What to work on |
**1)** Rewrite the thesis reference between "Approaches to Abnormality" and "DOI: Not available at this time.", inclusive, replacing "PhD thesis" with "Doctoral dissertation".
**2)** State whether each statement agrees with the thesis reference, answering yes or no and quoting the words that decide it: (a) Signature detection can find abnormalities for which there is no prior information. (b) The work was a PhD thesis at The Ohio State University. (c) The reference lists Statistics among its subject areas.

Supplied passage |
╭──

View Complete Reference

Otey, ME (2006)

Approaches to Abnormality Detection with Constraints

PhD thesis, The Ohio State University, USA.

ISSN/ISBN: Not available at this time. DOI: Not available at this time.



Abstract: ABSTRACT: A common problem in data analysis is that of discriminating between modes of normal behavior and modes of abnormal behavior. Of particular interest are techniques that can automatically detect abnormal activity in data. This is important since abnormal data may be indicative of measurement error in scientific data, or malicious activity in security audit data. There are two basic approaches to the problem of automatically finding abnormalities. The first is known as signature detection, which involves finding known patterns of abnormality in a database. However, it has the drawback of not being able to detect abnormalities for which there is no prior information. The second approach is known as anomaly detection, which involves building a model of normal data and then searching for patterns that do not fit this model. Unlike the signature detection approach, it is able to detect abnormalities for which there is no prior information, but has the drawback that the anomalies it does detect may not be (significantly) abnormal. The most successful approaches will use both signature detection and anomaly detection techniques to utilize their combined strengths. Much of the previous research in this area has focused on more general approaches to anomaly and signature detection. However, this work is focused on carrying out anomaly and signature detection under various constraints. For example, the data may contain heterogeneous attribute types, or have missing values. The data may also be distributed across several computers or streaming in at a high rate of speed, or there may be limitations on the resources available to analyze the data. In this work, we develop novel solutions to the abnormality detection problem with constraints, and empirically test them on various real and synthetic data sets


Bibtex:
Not available at this time.


Reference Type: Thesis

Subject Area(s): Computer Science, Statistics

╰──

Dataset |
╭──

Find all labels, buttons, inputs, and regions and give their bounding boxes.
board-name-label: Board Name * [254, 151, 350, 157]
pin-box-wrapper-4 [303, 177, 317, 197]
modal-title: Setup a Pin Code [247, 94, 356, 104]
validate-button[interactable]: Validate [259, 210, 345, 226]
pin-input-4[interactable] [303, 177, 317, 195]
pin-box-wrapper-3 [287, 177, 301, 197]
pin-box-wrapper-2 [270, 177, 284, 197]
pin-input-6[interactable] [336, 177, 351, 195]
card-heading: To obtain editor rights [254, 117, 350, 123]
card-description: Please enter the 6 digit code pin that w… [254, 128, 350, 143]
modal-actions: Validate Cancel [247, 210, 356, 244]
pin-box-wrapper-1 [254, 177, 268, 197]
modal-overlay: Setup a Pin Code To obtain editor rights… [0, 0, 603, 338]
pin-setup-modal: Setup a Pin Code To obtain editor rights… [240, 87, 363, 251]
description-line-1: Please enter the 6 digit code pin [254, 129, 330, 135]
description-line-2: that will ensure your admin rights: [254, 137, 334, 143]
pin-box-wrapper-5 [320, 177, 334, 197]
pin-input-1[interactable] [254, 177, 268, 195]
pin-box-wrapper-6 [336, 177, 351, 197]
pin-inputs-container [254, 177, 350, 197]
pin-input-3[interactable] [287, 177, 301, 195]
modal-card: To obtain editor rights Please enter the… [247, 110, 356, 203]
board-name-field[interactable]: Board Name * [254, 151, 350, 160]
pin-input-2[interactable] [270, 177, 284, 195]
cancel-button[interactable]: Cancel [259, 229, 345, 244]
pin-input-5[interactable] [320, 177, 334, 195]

╰──

Responses to the tasks |
**1)**
Approaches to Abnormality Detection with Constraints

Doctoral dissertation, The Ohio State University, USA.

ISSN/ISBN: Not available at this time. DOI: Not available at this time.

**2)**
(a) No: "it has the drawback of not being able to detect abnormalities for which there is no prior information."
(b) Yes: "PhD thesis, The Ohio State University, USA."
(c) Yes: "Subject Area(s): Computer Science, Statistics"